(Exercise task): Return the records that follow, matching each one exactly.

(Collected data)
____________________
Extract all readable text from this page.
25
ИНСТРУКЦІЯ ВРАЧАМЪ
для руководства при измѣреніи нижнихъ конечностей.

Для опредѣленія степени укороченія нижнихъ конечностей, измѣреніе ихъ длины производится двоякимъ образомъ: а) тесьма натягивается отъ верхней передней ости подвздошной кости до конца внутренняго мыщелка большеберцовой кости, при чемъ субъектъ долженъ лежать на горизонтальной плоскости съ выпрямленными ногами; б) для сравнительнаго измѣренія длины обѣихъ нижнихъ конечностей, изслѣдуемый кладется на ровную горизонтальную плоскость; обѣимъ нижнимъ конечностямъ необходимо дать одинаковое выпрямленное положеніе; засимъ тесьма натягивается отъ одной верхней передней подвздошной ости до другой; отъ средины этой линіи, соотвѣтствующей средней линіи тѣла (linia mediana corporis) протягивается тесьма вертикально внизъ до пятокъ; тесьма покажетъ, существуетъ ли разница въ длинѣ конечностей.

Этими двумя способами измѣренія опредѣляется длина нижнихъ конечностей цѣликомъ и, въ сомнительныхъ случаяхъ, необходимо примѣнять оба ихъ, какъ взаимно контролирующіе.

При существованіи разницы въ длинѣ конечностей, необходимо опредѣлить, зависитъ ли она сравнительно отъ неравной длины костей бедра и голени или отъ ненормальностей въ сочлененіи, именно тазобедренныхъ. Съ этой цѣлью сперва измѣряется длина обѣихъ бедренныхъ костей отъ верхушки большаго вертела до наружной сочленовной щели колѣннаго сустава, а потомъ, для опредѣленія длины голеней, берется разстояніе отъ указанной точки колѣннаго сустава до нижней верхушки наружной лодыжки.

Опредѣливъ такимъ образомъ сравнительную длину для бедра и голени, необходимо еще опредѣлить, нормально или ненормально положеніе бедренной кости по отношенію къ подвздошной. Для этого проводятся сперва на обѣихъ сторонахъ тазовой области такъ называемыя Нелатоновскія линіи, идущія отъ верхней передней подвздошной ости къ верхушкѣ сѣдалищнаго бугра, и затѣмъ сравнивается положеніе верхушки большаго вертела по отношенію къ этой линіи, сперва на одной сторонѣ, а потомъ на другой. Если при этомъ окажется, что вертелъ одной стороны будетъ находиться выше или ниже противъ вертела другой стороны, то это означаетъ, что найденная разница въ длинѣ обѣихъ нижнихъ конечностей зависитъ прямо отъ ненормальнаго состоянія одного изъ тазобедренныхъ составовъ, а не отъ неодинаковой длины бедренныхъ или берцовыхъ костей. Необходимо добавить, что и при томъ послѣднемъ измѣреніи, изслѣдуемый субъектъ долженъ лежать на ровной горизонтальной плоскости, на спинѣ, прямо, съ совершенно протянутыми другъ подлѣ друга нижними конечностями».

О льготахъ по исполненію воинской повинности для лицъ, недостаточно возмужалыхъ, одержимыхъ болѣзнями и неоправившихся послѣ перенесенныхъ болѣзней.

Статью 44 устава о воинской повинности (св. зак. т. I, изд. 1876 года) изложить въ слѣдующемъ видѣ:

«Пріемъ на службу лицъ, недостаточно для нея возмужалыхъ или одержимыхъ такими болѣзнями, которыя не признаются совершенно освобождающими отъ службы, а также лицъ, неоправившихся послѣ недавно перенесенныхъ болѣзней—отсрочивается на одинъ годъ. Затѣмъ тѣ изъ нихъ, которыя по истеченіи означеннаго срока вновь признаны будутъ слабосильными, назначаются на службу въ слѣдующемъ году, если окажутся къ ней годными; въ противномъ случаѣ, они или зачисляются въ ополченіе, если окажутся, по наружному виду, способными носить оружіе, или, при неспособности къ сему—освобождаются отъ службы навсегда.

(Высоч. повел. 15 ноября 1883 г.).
____________________
(Exercise result):
Extract all readable text from this page.
25
ИНСТРУКЦІЯ ВРАЧАМЪ
для руководства при измѣреніи нижнихъ конечностей.

Для опредѣленія степени укороченія нижнихъ конечностей, измѣреніе ихъ длины производится двоякимъ образомъ: а) тесьма натягивается отъ верхней передней ости подвздошной кости до конца внутренняго мыщелка большеберцовой кости, при чемъ субъектъ долженъ лежать на горизонтальной плоскости съ выпрямленными ногами; б) для сравнительнаго измѣренія длины обѣихъ нижнихъ конечностей, изслѣдуемый кладется на ровную горизонтальную плоскость; обѣимъ нижнимъ конечностямъ необходимо дать одинаковое выпрямленное положеніе; засимъ тесьма натягивается отъ одной верхней передней подвздошной ости до другой; отъ средины этой линіи, соотвѣтствующей средней линіи тѣла (linia mediana corporis) протягивается тесьма вертикально внизъ до пятокъ; тесьма покажетъ, существуетъ ли разница въ длинѣ конечностей.

Этими двумя способами измѣренія опредѣляется длина нижнихъ конечностей цѣликомъ и, въ сомнительныхъ случаяхъ, необходимо примѣнять оба ихъ, какъ взаимно контролирующіе.

При существованіи разницы въ длинѣ конечностей, необходимо опредѣлить, зависитъ ли она сравнительно отъ неравной длины костей бедра и голени или отъ ненормальностей въ сочлененіи, именно тазобедренныхъ. Съ этой цѣлью сперва измѣряется длина обѣихъ бедренныхъ костей отъ верхушки большаго вертела до наружной сочленовной щели колѣннаго сустава, а потомъ, для опредѣленія длины голеней, берется разстояніе отъ указанной точки колѣннаго сустава до нижней верхушки наружной лодыжки.

Опредѣливъ такимъ образомъ сравнительную длину для бедра и голени, необходимо еще опредѣлить, нормально или ненормально положеніе бедренной кости по отношенію къ подвздошной. Для этого проводятся сперва на обѣихъ сторонахъ тазовой области такъ называемыя Нелатоновскія линіи, идущія отъ верхней передней подвздошной ости къ верхушкѣ сѣдалищнаго бугра, и затѣмъ сравнивается положеніе верхушки большаго вертела по отношенію къ этой линіи, сперва на одной сторонѣ, а потомъ на другой. Если при этомъ окажется, что вертелъ одной стороны будетъ находиться выше или ниже противъ вертела другой стороны, то это означаетъ, что найденная разница въ длинѣ обѣихъ нижнихъ конечностей зависитъ прямо отъ ненормальнаго состоянія одного изъ тазобедренныхъ составовъ, а не отъ неодинаковой длины бедренныхъ или берцовыхъ костей. Необходимо добавить, что и при томъ послѣднемъ измѣреніи, изслѣдуемый субъектъ долженъ лежать на ровной горизонтальной плоскости, на спинѣ, прямо, съ совершенно протянутыми другъ подлѣ друга нижними конечностями».

О льготахъ по исполненію воинской повинности для лицъ, недостаточно возмужалыхъ, одержимыхъ болѣзнями и неоправившихся послѣ перенесенныхъ болѣзней.

Статью 44 устава о воинской повинности (св. зак. т. I, изд. 1876 года) изложить въ слѣдующемъ видѣ:

«Пріемъ на службу лицъ, недостаточно для нея возмужалыхъ или одержимыхъ такими болѣзнями, которыя не признаются совершенно освобождающими отъ службы, а также лицъ, неоправившихся послѣ недавно перенесенныхъ болѣзней—отсрочивается на одинъ годъ. Затѣмъ тѣ изъ нихъ, которыя по истеченіи означеннаго срока вновь признаны будутъ слабосильными, назначаются на службу въ слѣдующемъ году, если окажутся къ ней годными; въ противномъ случаѣ, они или зачисляются въ ополченіе, если окажутся, по наружному виду, способными носить оружіе, или, при неспособности къ сему—освобождаются отъ службы навсегда.

(Высоч. повел. 15 ноября 1883 г.).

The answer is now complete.